- WHAT NEEDS TO BE DONE -
The answer must consist of each line below that contains the word "till", copied in full.

(Data records)
Start of Block

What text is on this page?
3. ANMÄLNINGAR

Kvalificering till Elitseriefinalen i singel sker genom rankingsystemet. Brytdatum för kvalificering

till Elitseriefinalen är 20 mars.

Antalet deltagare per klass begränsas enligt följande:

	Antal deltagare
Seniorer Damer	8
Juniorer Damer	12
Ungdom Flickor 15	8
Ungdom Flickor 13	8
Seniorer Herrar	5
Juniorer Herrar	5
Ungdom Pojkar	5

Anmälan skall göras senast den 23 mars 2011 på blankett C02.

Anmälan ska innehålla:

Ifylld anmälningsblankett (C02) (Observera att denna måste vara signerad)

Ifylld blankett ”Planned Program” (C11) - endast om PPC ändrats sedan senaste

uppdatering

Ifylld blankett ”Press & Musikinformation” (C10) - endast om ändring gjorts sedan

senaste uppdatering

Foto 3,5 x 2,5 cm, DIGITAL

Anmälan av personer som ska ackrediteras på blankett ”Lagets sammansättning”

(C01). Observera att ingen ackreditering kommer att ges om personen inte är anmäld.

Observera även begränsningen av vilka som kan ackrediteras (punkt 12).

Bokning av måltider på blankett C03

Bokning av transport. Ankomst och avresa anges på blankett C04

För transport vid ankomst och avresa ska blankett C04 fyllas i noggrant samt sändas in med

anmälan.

End of Block

- OUTPUT OF THE TASK -
Kvalificering till Elitseriefinalen i singel sker genom rankingsystemet. Brytdatum för kvalificering
till Elitseriefinalen är 20 mars.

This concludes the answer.